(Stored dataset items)

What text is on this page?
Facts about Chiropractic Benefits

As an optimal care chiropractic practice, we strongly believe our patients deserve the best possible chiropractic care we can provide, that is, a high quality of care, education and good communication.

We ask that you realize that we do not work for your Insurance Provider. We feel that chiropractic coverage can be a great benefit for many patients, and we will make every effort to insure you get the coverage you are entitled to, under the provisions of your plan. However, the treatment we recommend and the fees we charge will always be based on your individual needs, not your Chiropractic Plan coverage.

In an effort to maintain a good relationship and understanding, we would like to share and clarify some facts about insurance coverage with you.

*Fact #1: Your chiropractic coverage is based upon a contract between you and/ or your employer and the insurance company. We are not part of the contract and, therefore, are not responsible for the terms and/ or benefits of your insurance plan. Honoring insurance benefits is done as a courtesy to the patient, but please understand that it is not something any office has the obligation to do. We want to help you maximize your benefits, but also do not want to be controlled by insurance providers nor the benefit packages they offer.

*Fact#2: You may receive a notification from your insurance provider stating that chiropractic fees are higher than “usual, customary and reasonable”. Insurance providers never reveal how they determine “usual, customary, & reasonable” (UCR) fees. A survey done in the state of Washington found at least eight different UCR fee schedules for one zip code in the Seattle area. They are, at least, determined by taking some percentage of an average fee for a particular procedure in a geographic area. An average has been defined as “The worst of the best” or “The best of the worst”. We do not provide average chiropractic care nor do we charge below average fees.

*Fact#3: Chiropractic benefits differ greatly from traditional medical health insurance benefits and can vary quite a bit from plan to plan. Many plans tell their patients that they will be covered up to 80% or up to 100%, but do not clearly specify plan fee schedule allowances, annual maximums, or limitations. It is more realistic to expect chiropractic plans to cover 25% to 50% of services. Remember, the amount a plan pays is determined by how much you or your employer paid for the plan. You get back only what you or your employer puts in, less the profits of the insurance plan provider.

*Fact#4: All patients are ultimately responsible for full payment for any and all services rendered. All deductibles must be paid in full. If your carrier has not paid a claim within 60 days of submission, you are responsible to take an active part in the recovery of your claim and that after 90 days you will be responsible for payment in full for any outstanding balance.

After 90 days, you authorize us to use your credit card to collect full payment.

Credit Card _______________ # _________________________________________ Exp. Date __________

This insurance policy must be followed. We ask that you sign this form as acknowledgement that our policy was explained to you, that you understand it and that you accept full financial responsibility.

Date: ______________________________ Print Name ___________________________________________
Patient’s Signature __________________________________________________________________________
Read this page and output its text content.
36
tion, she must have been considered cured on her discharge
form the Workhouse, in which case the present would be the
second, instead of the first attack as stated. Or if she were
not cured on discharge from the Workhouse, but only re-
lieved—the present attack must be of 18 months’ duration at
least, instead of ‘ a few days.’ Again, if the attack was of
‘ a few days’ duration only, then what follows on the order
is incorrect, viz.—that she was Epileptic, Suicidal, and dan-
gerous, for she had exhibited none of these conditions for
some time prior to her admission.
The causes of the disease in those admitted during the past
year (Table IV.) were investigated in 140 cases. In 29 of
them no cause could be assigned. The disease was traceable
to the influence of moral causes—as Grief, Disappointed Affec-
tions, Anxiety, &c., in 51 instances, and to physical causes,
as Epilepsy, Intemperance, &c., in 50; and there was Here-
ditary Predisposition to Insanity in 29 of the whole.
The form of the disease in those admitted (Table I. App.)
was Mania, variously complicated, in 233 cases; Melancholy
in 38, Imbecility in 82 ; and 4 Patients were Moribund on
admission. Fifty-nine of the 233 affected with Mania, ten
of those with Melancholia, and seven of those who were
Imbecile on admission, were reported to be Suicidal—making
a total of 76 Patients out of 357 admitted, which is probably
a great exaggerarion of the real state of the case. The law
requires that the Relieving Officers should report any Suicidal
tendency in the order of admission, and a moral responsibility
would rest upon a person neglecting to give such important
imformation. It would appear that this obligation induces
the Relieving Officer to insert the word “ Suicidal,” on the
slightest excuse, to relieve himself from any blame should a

#### TASK INSTRUCTIONS
Copy out each line of the data in which the word "cured" appears.

#### SOLUTION FOR THIS PROBLEM
tion, she must have been considered cured on her discharge
not cured on discharge from the Workhouse, but only re-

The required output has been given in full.